[RECORDS PROVIDED]:
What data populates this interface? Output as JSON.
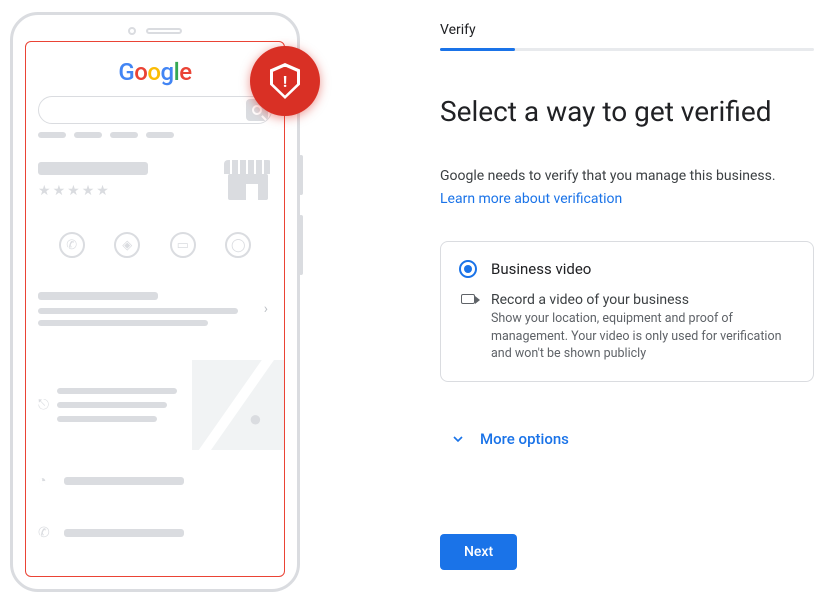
{
  "step_label": "Verify",
  "heading": "Select a way to get verified",
  "description": "Google needs to verify that you manage this business.",
  "learn_more": "Learn more about verification",
  "option": {
    "title": "Business video",
    "subtitle": "Record a video of your business",
    "detail": "Show your location, equipment and proof of management. Your video is only used for verification and won't be shown publicly"
  },
  "more_options": "More options",
  "next": "Next",
  "logo": {
    "g1": "G",
    "o1": "o",
    "o2": "o",
    "g2": "g",
    "l": "l",
    "e": "e"
  }
}
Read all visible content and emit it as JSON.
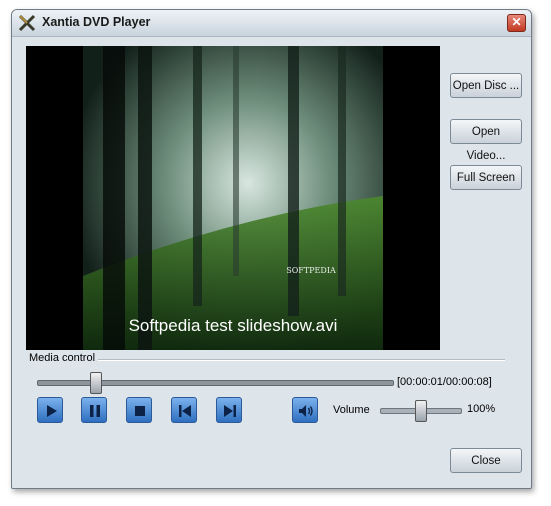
{
  "window": {
    "title": "Xantia DVD Player"
  },
  "video": {
    "subtitle": "Softpedia test slideshow.avi",
    "watermark": "SOFTPEDIA"
  },
  "side_buttons": {
    "open_disc": "Open Disc ...",
    "open_video": "Open Video...",
    "full_screen": "Full Screen"
  },
  "media_control": {
    "group_label": "Media control",
    "time_display": "[00:00:01/00:00:08]",
    "seek_fraction": 0.125
  },
  "volume": {
    "label": "Volume",
    "value": "100%"
  },
  "footer": {
    "close": "Close"
  },
  "colors": {
    "titlebar": "#c9d4de",
    "window_bg": "#dde4ea",
    "control_blue": "#2f6fc0"
  }
}
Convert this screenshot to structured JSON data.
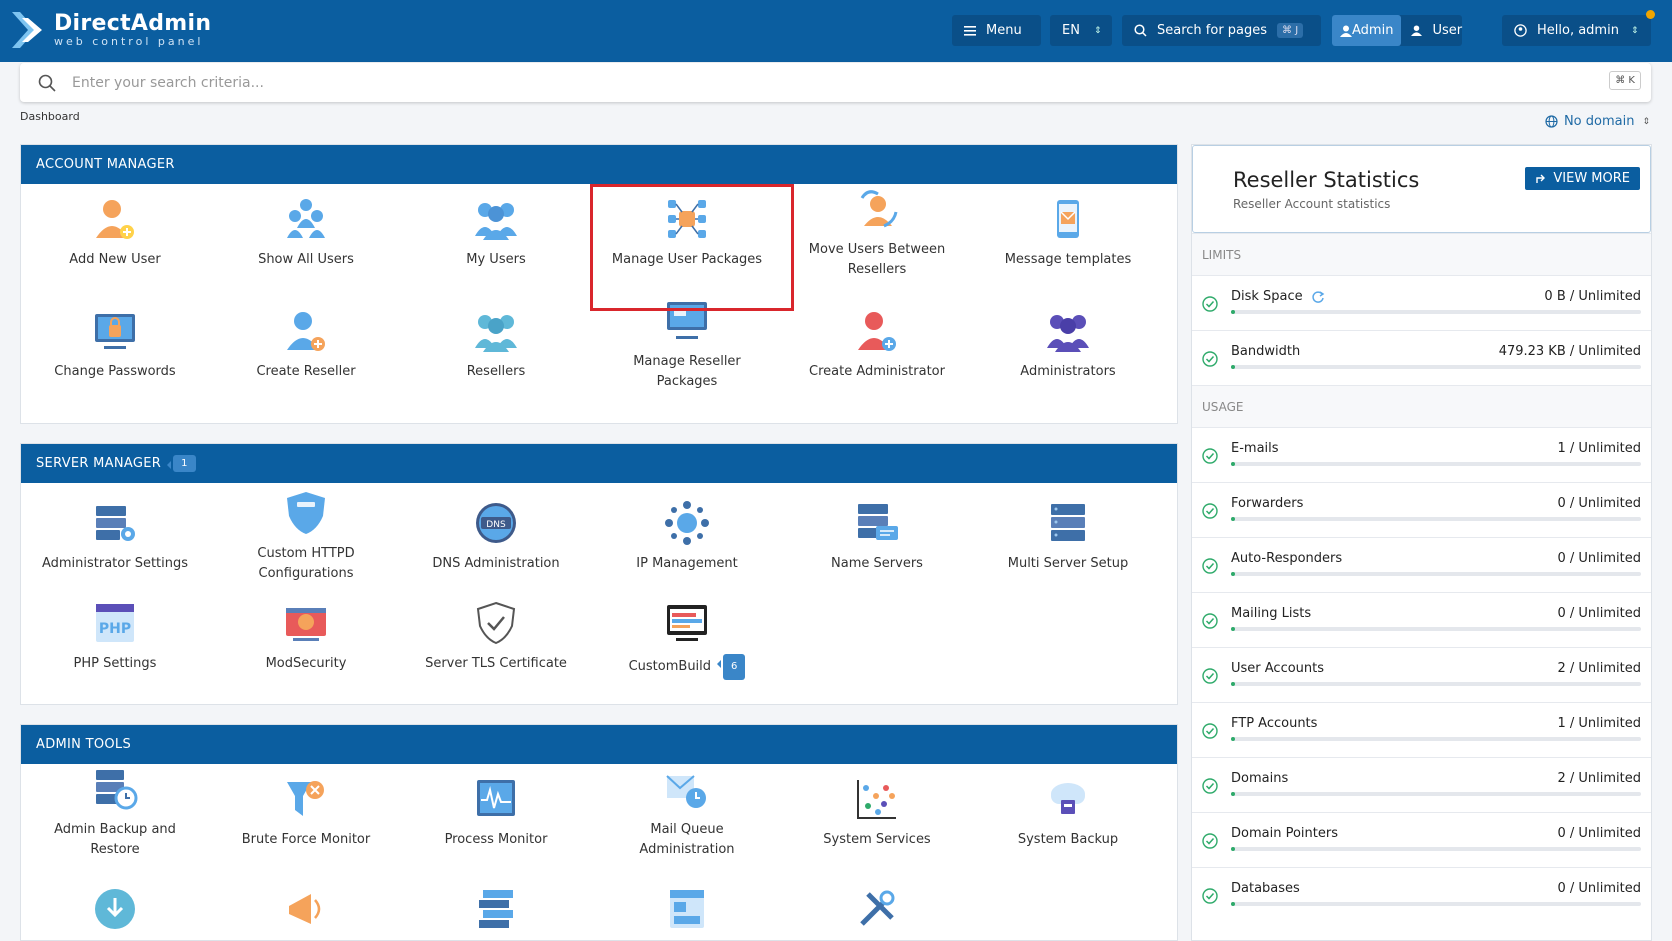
{
  "brand": {
    "title": "DirectAdmin",
    "subtitle": "web control panel"
  },
  "topbar": {
    "menu_label": "Menu",
    "lang": "EN",
    "search_pages": "Search for pages",
    "search_pages_kbd": "⌘ J",
    "admin_label": "Admin",
    "user_label": "User",
    "greeting": "Hello, admin"
  },
  "search": {
    "placeholder": "Enter your search criteria...",
    "kbd": "⌘ K"
  },
  "breadcrumb": "Dashboard",
  "domain_selector": "No domain",
  "account_manager": {
    "title": "ACCOUNT MANAGER",
    "items": [
      {
        "label": "Add New User",
        "icon": "add-user-icon"
      },
      {
        "label": "Show All Users",
        "icon": "users-icon"
      },
      {
        "label": "My Users",
        "icon": "my-users-icon"
      },
      {
        "label": "Manage User Packages",
        "icon": "packages-icon"
      },
      {
        "label": "Move Users Between Resellers",
        "icon": "move-users-icon"
      },
      {
        "label": "Message templates",
        "icon": "message-templates-icon"
      },
      {
        "label": "Change Passwords",
        "icon": "change-password-icon"
      },
      {
        "label": "Create Reseller",
        "icon": "create-reseller-icon"
      },
      {
        "label": "Resellers",
        "icon": "resellers-icon"
      },
      {
        "label": "Manage Reseller Packages",
        "icon": "reseller-packages-icon"
      },
      {
        "label": "Create Administrator",
        "icon": "create-admin-icon"
      },
      {
        "label": "Administrators",
        "icon": "administrators-icon"
      }
    ]
  },
  "server_manager": {
    "title": "SERVER MANAGER",
    "badge": "1",
    "items": [
      {
        "label": "Administrator Settings",
        "icon": "admin-settings-icon"
      },
      {
        "label": "Custom HTTPD Configurations",
        "icon": "httpd-icon"
      },
      {
        "label": "DNS Administration",
        "icon": "dns-icon"
      },
      {
        "label": "IP Management",
        "icon": "ip-icon"
      },
      {
        "label": "Name Servers",
        "icon": "name-servers-icon"
      },
      {
        "label": "Multi Server Setup",
        "icon": "multi-server-icon"
      },
      {
        "label": "PHP Settings",
        "icon": "php-icon"
      },
      {
        "label": "ModSecurity",
        "icon": "modsecurity-icon"
      },
      {
        "label": "Server TLS Certificate",
        "icon": "tls-shield-icon"
      },
      {
        "label": "CustomBuild",
        "icon": "custombuild-icon",
        "badge": "6"
      }
    ]
  },
  "admin_tools": {
    "title": "ADMIN TOOLS",
    "items": [
      {
        "label": "Admin Backup and Restore",
        "icon": "backup-restore-icon"
      },
      {
        "label": "Brute Force Monitor",
        "icon": "brute-force-icon"
      },
      {
        "label": "Process Monitor",
        "icon": "process-monitor-icon"
      },
      {
        "label": "Mail Queue Administration",
        "icon": "mail-queue-icon"
      },
      {
        "label": "System Services",
        "icon": "system-services-icon"
      },
      {
        "label": "System Backup",
        "icon": "system-backup-icon"
      }
    ]
  },
  "stats": {
    "title": "Reseller Statistics",
    "subtitle": "Reseller Account statistics",
    "view_more": "VIEW MORE",
    "limits_label": "LIMITS",
    "usage_label": "USAGE",
    "limits": [
      {
        "label": "Disk Space",
        "value": "0 B / Unlimited"
      },
      {
        "label": "Bandwidth",
        "value": "479.23 KB / Unlimited"
      }
    ],
    "usage": [
      {
        "label": "E-mails",
        "value": "1 / Unlimited"
      },
      {
        "label": "Forwarders",
        "value": "0 / Unlimited"
      },
      {
        "label": "Auto-Responders",
        "value": "0 / Unlimited"
      },
      {
        "label": "Mailing Lists",
        "value": "0 / Unlimited"
      },
      {
        "label": "User Accounts",
        "value": "2 / Unlimited"
      },
      {
        "label": "FTP Accounts",
        "value": "1 / Unlimited"
      },
      {
        "label": "Domains",
        "value": "2 / Unlimited"
      },
      {
        "label": "Domain Pointers",
        "value": "0 / Unlimited"
      },
      {
        "label": "Databases",
        "value": "0 / Unlimited"
      }
    ]
  }
}
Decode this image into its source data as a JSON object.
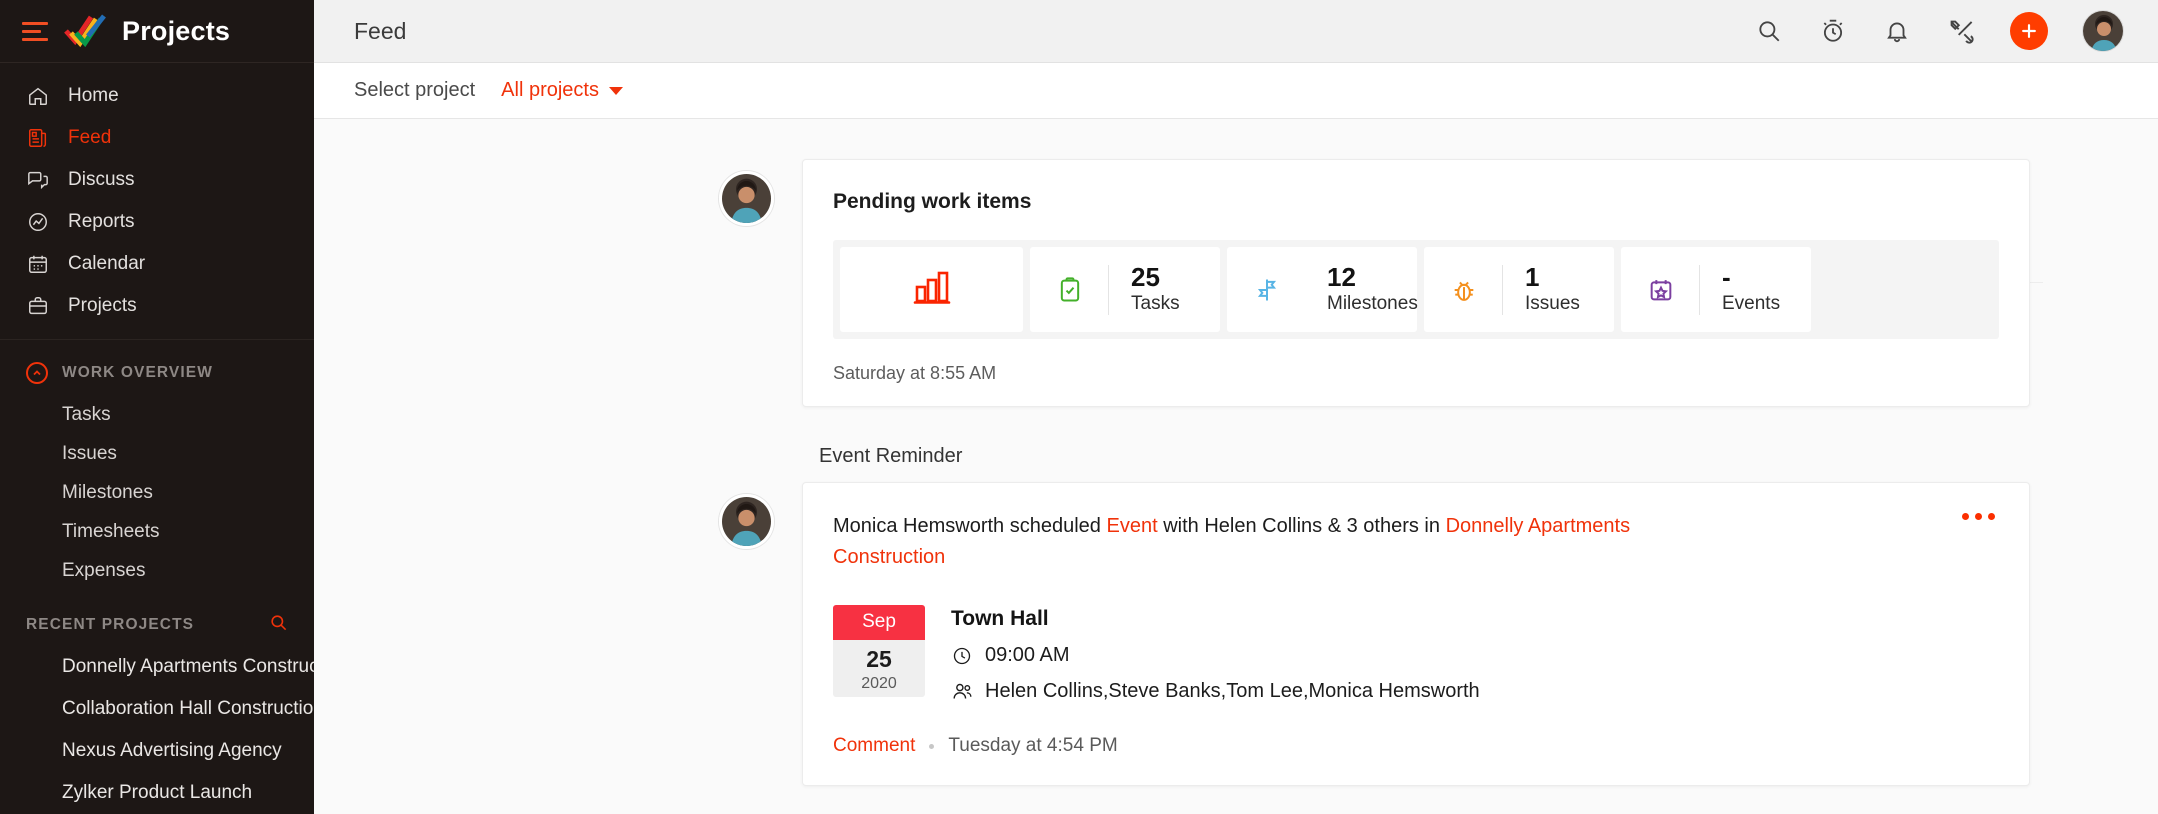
{
  "brand": {
    "title": "Projects",
    "menu_icon": "hamburger-icon",
    "logo_icon": "zoho-projects-logo"
  },
  "sidebar": {
    "nav": [
      {
        "label": "Home",
        "icon": "home-icon",
        "active": false
      },
      {
        "label": "Feed",
        "icon": "feed-icon",
        "active": true
      },
      {
        "label": "Discuss",
        "icon": "discuss-icon",
        "active": false
      },
      {
        "label": "Reports",
        "icon": "reports-icon",
        "active": false
      },
      {
        "label": "Calendar",
        "icon": "calendar-icon",
        "active": false
      },
      {
        "label": "Projects",
        "icon": "projects-icon",
        "active": false
      }
    ],
    "work_overview": {
      "title": "WORK OVERVIEW",
      "collapse_icon": "chevron-up-icon",
      "items": [
        {
          "label": "Tasks"
        },
        {
          "label": "Issues"
        },
        {
          "label": "Milestones"
        },
        {
          "label": "Timesheets"
        },
        {
          "label": "Expenses"
        }
      ]
    },
    "recent_projects": {
      "title": "RECENT PROJECTS",
      "search_icon": "search-icon",
      "items": [
        {
          "label": "Donnelly Apartments Construction"
        },
        {
          "label": "Collaboration Hall Construction"
        },
        {
          "label": "Nexus Advertising Agency"
        },
        {
          "label": "Zylker Product Launch"
        }
      ]
    }
  },
  "header": {
    "title": "Feed",
    "actions": [
      {
        "name": "search-icon"
      },
      {
        "name": "timer-icon"
      },
      {
        "name": "notification-bell-icon"
      },
      {
        "name": "tools-icon"
      }
    ],
    "add_button_label": "+",
    "avatar": "user-avatar"
  },
  "project_bar": {
    "label": "Select project",
    "selected": "All projects",
    "caret_icon": "chevron-down-icon"
  },
  "feed": {
    "pending_card": {
      "title": "Pending work items",
      "chart_icon": "bar-chart-icon",
      "stats": [
        {
          "value": "25",
          "label": "Tasks",
          "icon": "task-clipboard-icon",
          "color": "#43b02a"
        },
        {
          "value": "12",
          "label": "Milestones",
          "icon": "milestone-flag-icon",
          "color": "#58b4e5"
        },
        {
          "value": "1",
          "label": "Issues",
          "icon": "bug-icon",
          "color": "#f4901e"
        },
        {
          "value": "-",
          "label": "Events",
          "icon": "calendar-star-icon",
          "color": "#7b3fa0"
        }
      ],
      "timestamp": "Saturday at 8:55 AM"
    },
    "section_label": "Event Reminder",
    "event_card": {
      "actor": "Monica Hemsworth",
      "verb": "scheduled",
      "object": "Event",
      "with_text": "with Helen Collins & 3 others in",
      "project": "Donnelly Apartments Construction",
      "more_icon": "more-options-icon",
      "date": {
        "month": "Sep",
        "day": "25",
        "year": "2020"
      },
      "title": "Town Hall",
      "time": "09:00 AM",
      "time_icon": "clock-icon",
      "attendees": "Helen Collins,Steve Banks,Tom Lee,Monica Hemsworth",
      "attendees_icon": "people-icon",
      "comment_label": "Comment",
      "timestamp": "Tuesday at 4:54 PM"
    }
  },
  "colors": {
    "accent": "#f0320a",
    "add_button": "#ff3d00",
    "sidebar_bg": "#1d1715",
    "date_badge": "#f73142"
  }
}
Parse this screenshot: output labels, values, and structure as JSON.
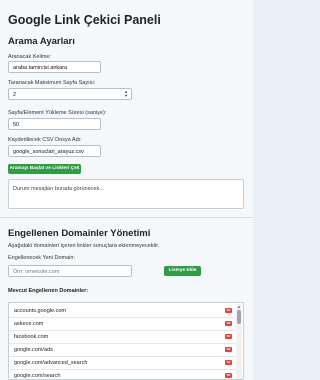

[WRITTEN TASK]:
Copy out all lines above that include the string "Monica".

[SOLUTION]:
      "actor": "Monica Hemsworth",
      "attendees": "Helen Collins,Steve Banks,Tom Lee,Monica Hemsworth",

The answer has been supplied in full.